- Material:
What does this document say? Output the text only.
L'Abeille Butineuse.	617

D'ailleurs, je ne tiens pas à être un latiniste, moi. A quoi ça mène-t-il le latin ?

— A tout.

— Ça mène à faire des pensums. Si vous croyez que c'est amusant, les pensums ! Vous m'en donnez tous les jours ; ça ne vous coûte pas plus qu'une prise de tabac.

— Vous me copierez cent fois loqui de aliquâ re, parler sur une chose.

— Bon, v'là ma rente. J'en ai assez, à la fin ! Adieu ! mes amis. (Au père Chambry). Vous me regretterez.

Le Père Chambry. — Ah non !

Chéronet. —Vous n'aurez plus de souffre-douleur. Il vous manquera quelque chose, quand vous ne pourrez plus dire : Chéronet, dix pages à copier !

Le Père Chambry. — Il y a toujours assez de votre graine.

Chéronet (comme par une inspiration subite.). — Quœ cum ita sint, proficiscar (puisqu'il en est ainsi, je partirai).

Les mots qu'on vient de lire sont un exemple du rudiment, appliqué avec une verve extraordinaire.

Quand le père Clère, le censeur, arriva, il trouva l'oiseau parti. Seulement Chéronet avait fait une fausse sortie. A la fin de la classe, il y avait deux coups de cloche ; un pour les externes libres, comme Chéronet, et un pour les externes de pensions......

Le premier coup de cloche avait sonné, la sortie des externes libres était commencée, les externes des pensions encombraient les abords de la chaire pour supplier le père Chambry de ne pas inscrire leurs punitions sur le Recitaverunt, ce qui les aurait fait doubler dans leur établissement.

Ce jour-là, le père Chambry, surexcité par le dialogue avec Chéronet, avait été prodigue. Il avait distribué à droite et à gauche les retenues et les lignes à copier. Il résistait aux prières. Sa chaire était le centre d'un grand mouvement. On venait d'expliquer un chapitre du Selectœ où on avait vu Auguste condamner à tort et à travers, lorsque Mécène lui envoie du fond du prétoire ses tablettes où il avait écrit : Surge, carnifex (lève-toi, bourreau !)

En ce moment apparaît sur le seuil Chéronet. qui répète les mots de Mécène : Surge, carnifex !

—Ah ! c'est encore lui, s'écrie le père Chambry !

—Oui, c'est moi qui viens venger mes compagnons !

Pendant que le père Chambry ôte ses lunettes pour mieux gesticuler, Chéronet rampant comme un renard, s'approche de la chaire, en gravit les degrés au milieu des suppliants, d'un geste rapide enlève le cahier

- To do: Looking at the data above, show all lines where the word "assez" occurs.

- Answer for the task:
— Bon, v'là ma rente. J'en ai assez, à la fin ! Adieu ! mes amis. (Au père Chambry). Vous me regretterez.
Le Père Chambry. — Il y a toujours assez de votre graine.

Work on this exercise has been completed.